___ Dataset records ___

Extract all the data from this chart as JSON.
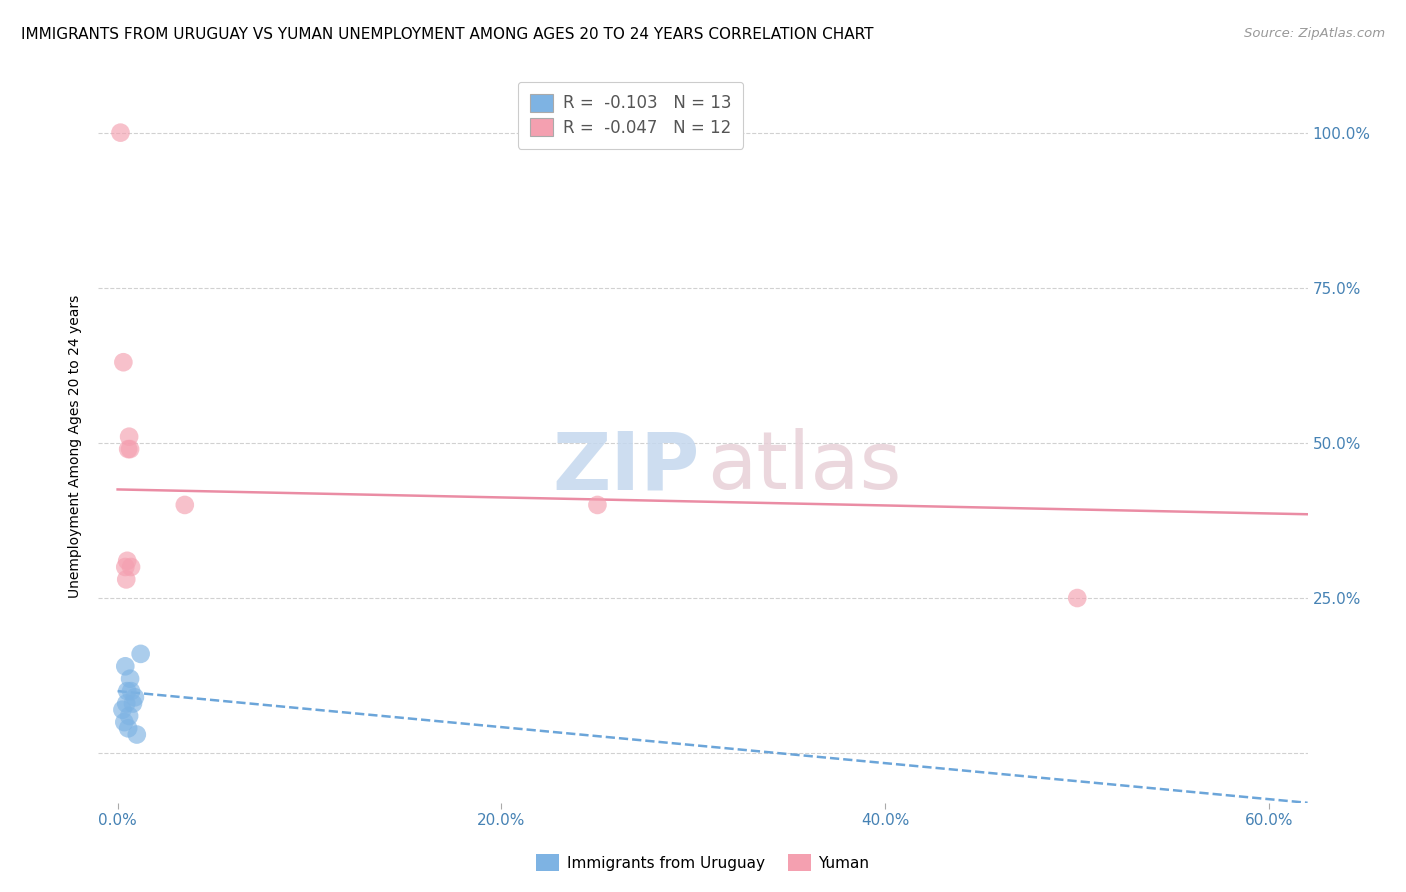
{
  "title": "IMMIGRANTS FROM URUGUAY VS YUMAN UNEMPLOYMENT AMONG AGES 20 TO 24 YEARS CORRELATION CHART",
  "source": "Source: ZipAtlas.com",
  "xlabel_ticks": [
    "0.0%",
    "20.0%",
    "40.0%",
    "60.0%"
  ],
  "xlabel_tick_vals": [
    0.0,
    20.0,
    40.0,
    60.0
  ],
  "ylabel_right_ticks": [
    "25.0%",
    "50.0%",
    "75.0%",
    "100.0%"
  ],
  "ylabel_right_tick_vals": [
    25.0,
    50.0,
    75.0,
    100.0
  ],
  "xlim": [
    -1.0,
    62.0
  ],
  "ylim": [
    -8.0,
    107.0
  ],
  "ylabel": "Unemployment Among Ages 20 to 24 years",
  "blue_series_label": "Immigrants from Uruguay",
  "pink_series_label": "Yuman",
  "blue_R": -0.103,
  "blue_N": 13,
  "pink_R": -0.047,
  "pink_N": 12,
  "blue_color": "#7EB3E3",
  "pink_color": "#F4A0B0",
  "blue_trend_color": "#5B9BD5",
  "pink_trend_color": "#E8809A",
  "blue_points_x": [
    0.25,
    0.35,
    0.4,
    0.45,
    0.5,
    0.55,
    0.6,
    0.65,
    0.7,
    0.8,
    0.9,
    1.0,
    1.2
  ],
  "blue_points_y": [
    7.0,
    5.0,
    14.0,
    8.0,
    10.0,
    4.0,
    6.0,
    12.0,
    10.0,
    8.0,
    9.0,
    3.0,
    16.0
  ],
  "pink_points_x": [
    0.15,
    0.3,
    0.4,
    0.55,
    0.6,
    0.65,
    0.7,
    3.5,
    25.0,
    50.0,
    0.45,
    0.5
  ],
  "pink_points_y": [
    100.0,
    63.0,
    30.0,
    49.0,
    51.0,
    49.0,
    30.0,
    40.0,
    40.0,
    25.0,
    28.0,
    31.0
  ],
  "blue_trend_x0": 0.0,
  "blue_trend_y0": 10.0,
  "blue_trend_x1": 62.0,
  "blue_trend_y1": -8.0,
  "pink_trend_x0": 0.0,
  "pink_trend_y0": 42.5,
  "pink_trend_x1": 62.0,
  "pink_trend_y1": 38.5,
  "grid_color": "#CCCCCC",
  "background_color": "#FFFFFF",
  "title_fontsize": 11,
  "axis_tick_color": "#4682B4",
  "right_axis_color": "#4682B4"
}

___

» **Exercise**: Give the data again exactly as written, with all pictures left out.

» **Result of the task**:
Extract all the data from this chart as JSON.
{
  "title": "IMMIGRANTS FROM URUGUAY VS YUMAN UNEMPLOYMENT AMONG AGES 20 TO 24 YEARS CORRELATION CHART",
  "source": "Source: ZipAtlas.com",
  "xlabel_ticks": [
    "0.0%",
    "20.0%",
    "40.0%",
    "60.0%"
  ],
  "xlabel_tick_vals": [
    0.0,
    20.0,
    40.0,
    60.0
  ],
  "ylabel_right_ticks": [
    "25.0%",
    "50.0%",
    "75.0%",
    "100.0%"
  ],
  "ylabel_right_tick_vals": [
    25.0,
    50.0,
    75.0,
    100.0
  ],
  "xlim": [
    -1.0,
    62.0
  ],
  "ylim": [
    -8.0,
    107.0
  ],
  "ylabel": "Unemployment Among Ages 20 to 24 years",
  "blue_series_label": "Immigrants from Uruguay",
  "pink_series_label": "Yuman",
  "blue_R": -0.103,
  "blue_N": 13,
  "pink_R": -0.047,
  "pink_N": 12,
  "blue_color": "#7EB3E3",
  "pink_color": "#F4A0B0",
  "blue_trend_color": "#5B9BD5",
  "pink_trend_color": "#E8809A",
  "blue_points_x": [
    0.25,
    0.35,
    0.4,
    0.45,
    0.5,
    0.55,
    0.6,
    0.65,
    0.7,
    0.8,
    0.9,
    1.0,
    1.2
  ],
  "blue_points_y": [
    7.0,
    5.0,
    14.0,
    8.0,
    10.0,
    4.0,
    6.0,
    12.0,
    10.0,
    8.0,
    9.0,
    3.0,
    16.0
  ],
  "pink_points_x": [
    0.15,
    0.3,
    0.4,
    0.55,
    0.6,
    0.65,
    0.7,
    3.5,
    25.0,
    50.0,
    0.45,
    0.5
  ],
  "pink_points_y": [
    100.0,
    63.0,
    30.0,
    49.0,
    51.0,
    49.0,
    30.0,
    40.0,
    40.0,
    25.0,
    28.0,
    31.0
  ],
  "blue_trend_x0": 0.0,
  "blue_trend_y0": 10.0,
  "blue_trend_x1": 62.0,
  "blue_trend_y1": -8.0,
  "pink_trend_x0": 0.0,
  "pink_trend_y0": 42.5,
  "pink_trend_x1": 62.0,
  "pink_trend_y1": 38.5,
  "grid_color": "#CCCCCC",
  "background_color": "#FFFFFF",
  "title_fontsize": 11,
  "axis_tick_color": "#4682B4",
  "right_axis_color": "#4682B4"
}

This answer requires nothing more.